Repeat each record below exactly, dropping the pictures.

--- Provided records ---

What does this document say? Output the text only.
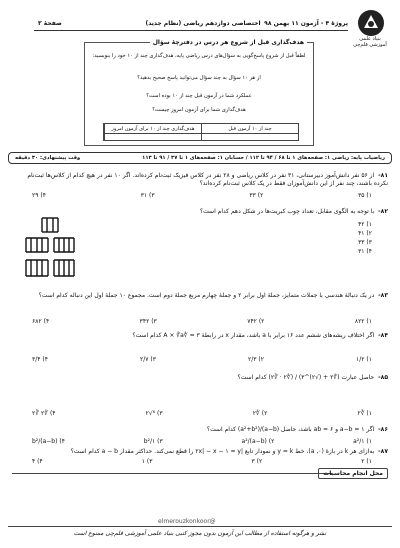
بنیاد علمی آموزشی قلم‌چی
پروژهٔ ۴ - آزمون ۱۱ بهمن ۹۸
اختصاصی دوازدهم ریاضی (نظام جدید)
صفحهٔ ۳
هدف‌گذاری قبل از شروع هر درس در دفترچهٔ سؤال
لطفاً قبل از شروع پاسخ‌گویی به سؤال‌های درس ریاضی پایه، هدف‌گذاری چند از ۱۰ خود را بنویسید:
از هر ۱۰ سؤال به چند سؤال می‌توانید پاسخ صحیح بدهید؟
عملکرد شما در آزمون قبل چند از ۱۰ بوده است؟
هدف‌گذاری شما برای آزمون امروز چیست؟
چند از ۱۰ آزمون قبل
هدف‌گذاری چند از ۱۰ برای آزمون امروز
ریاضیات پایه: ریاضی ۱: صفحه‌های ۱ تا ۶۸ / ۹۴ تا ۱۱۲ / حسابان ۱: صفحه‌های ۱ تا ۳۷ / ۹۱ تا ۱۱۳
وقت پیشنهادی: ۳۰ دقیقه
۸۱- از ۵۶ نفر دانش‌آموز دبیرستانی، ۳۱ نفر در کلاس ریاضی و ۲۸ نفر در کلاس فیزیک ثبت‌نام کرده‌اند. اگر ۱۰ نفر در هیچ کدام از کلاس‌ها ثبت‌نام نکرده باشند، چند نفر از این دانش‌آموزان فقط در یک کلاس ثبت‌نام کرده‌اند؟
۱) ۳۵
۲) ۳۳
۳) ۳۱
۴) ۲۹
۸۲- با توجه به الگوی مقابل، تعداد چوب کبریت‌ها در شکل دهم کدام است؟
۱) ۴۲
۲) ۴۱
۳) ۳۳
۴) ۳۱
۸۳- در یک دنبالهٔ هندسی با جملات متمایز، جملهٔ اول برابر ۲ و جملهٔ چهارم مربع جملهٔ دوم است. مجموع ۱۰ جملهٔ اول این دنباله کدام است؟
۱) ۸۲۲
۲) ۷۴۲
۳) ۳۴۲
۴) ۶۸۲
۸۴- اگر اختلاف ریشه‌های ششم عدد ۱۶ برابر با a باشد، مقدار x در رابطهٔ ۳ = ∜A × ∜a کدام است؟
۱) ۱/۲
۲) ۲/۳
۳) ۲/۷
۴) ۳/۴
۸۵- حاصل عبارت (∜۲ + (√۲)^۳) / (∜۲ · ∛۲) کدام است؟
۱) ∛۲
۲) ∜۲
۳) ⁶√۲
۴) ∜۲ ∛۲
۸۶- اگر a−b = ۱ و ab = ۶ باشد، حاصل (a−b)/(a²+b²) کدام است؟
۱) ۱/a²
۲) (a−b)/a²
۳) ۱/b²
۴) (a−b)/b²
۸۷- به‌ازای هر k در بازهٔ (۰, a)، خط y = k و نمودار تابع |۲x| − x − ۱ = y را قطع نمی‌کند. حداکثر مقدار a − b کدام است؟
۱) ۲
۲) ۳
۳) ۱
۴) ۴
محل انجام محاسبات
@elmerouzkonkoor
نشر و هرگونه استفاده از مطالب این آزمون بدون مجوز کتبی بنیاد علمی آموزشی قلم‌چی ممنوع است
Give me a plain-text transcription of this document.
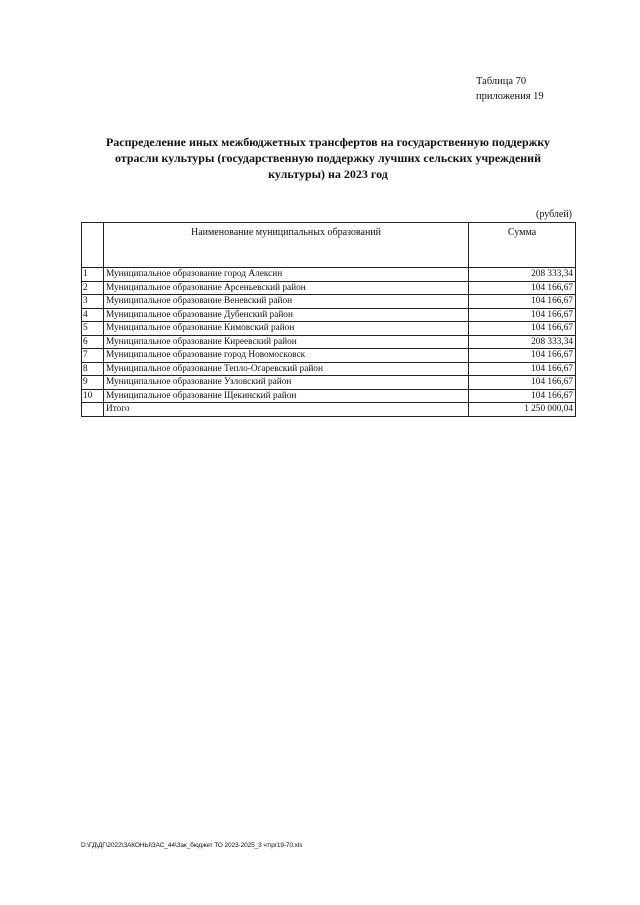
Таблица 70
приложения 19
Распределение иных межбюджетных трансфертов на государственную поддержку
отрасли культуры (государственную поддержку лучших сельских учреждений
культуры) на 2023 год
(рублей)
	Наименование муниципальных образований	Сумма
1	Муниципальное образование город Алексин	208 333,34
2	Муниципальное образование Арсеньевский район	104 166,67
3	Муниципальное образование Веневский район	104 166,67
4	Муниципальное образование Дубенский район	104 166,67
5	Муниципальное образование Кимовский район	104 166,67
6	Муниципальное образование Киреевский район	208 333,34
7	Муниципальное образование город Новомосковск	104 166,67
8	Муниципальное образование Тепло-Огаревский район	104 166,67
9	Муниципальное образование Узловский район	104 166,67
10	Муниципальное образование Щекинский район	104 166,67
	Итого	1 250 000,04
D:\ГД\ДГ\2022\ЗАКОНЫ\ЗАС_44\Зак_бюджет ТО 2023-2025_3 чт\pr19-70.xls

---

* _Expected answer_
What does this document say? Output the text only.
بنیاد علمی آموزشی قلم‌چی
پروژهٔ ۴ - آزمون ۱۱ بهمن ۹۸
اختصاصی دوازدهم ریاضی (نظام جدید)
صفحهٔ ۳
هدف‌گذاری قبل از شروع هر درس در دفترچهٔ سؤال
لطفاً قبل از شروع پاسخ‌گویی به سؤال‌های درس ریاضی پایه، هدف‌گذاری چند از ۱۰ خود را بنویسید:
از هر ۱۰ سؤال به چند سؤال می‌توانید پاسخ صحیح بدهید؟
عملکرد شما در آزمون قبل چند از ۱۰ بوده است؟
هدف‌گذاری شما برای آزمون امروز چیست؟
چند از ۱۰ آزمون قبل
هدف‌گذاری چند از ۱۰ برای آزمون امروز
ریاضیات پایه: ریاضی ۱: صفحه‌های ۱ تا ۶۸ / ۹۴ تا ۱۱۲ / حسابان ۱: صفحه‌های ۱ تا ۳۷ / ۹۱ تا ۱۱۳
وقت پیشنهادی: ۳۰ دقیقه
۸۱- از ۵۶ نفر دانش‌آموز دبیرستانی، ۳۱ نفر در کلاس ریاضی و ۲۸ نفر در کلاس فیزیک ثبت‌نام کرده‌اند. اگر ۱۰ نفر در هیچ کدام از کلاس‌ها ثبت‌نام نکرده باشند، چند نفر از این دانش‌آموزان فقط در یک کلاس ثبت‌نام کرده‌اند؟
۱) ۳۵
۲) ۳۳
۳) ۳۱
۴) ۲۹
۸۲- با توجه به الگوی مقابل، تعداد چوب کبریت‌ها در شکل دهم کدام است؟
۱) ۴۲
۲) ۴۱
۳) ۳۳
۴) ۳۱
۸۳- در یک دنبالهٔ هندسی با جملات متمایز، جملهٔ اول برابر ۲ و جملهٔ چهارم مربع جملهٔ دوم است. مجموع ۱۰ جملهٔ اول این دنباله کدام است؟
۱) ۸۲۲
۲) ۷۴۲
۳) ۳۴۲
۴) ۶۸۲
۸۴- اگر اختلاف ریشه‌های ششم عدد ۱۶ برابر با a باشد، مقدار x در رابطهٔ ۳ = ∜A × ∜a کدام است؟
۱) ۱/۲
۲) ۲/۳
۳) ۲/۷
۴) ۳/۴
۸۵- حاصل عبارت (∜۲ + (√۲)^۳) / (∜۲ · ∛۲) کدام است؟
۱) ∛۲
۲) ∜۲
۳) ⁶√۲
۴) ∜۲ ∛۲
۸۶- اگر a−b = ۱ و ab = ۶ باشد، حاصل (a−b)/(a²+b²) کدام است؟
۱) ۱/a²
۲) (a−b)/a²
۳) ۱/b²
۴) (a−b)/b²
۸۷- به‌ازای هر k در بازهٔ (۰, a)، خط y = k و نمودار تابع |۲x| − x − ۱ = y را قطع نمی‌کند. حداکثر مقدار a − b کدام است؟
۱) ۲
۲) ۳
۳) ۱
۴) ۴
محل انجام محاسبات
@elmerouzkonkoor
نشر و هرگونه استفاده از مطالب این آزمون بدون مجوز کتبی بنیاد علمی آموزشی قلم‌چی ممنوع است
Give me a plain-text transcription of this document.
Таблица 70
приложения 19
Распределение иных межбюджетных трансфертов на государственную поддержку
отрасли культуры (государственную поддержку лучших сельских учреждений
культуры) на 2023 год
(рублей)
	Наименование муниципальных образований	Сумма
1	Муниципальное образование город Алексин	208 333,34
2	Муниципальное образование Арсеньевский район	104 166,67
3	Муниципальное образование Веневский район	104 166,67
4	Муниципальное образование Дубенский район	104 166,67
5	Муниципальное образование Кимовский район	104 166,67
6	Муниципальное образование Киреевский район	208 333,34
7	Муниципальное образование город Новомосковск	104 166,67
8	Муниципальное образование Тепло-Огаревский район	104 166,67
9	Муниципальное образование Узловский район	104 166,67
10	Муниципальное образование Щекинский район	104 166,67
	Итого	1 250 000,04
D:\ГД\ДГ\2022\ЗАКОНЫ\ЗАС_44\Зак_бюджет ТО 2023-2025_3 чт\pr19-70.xls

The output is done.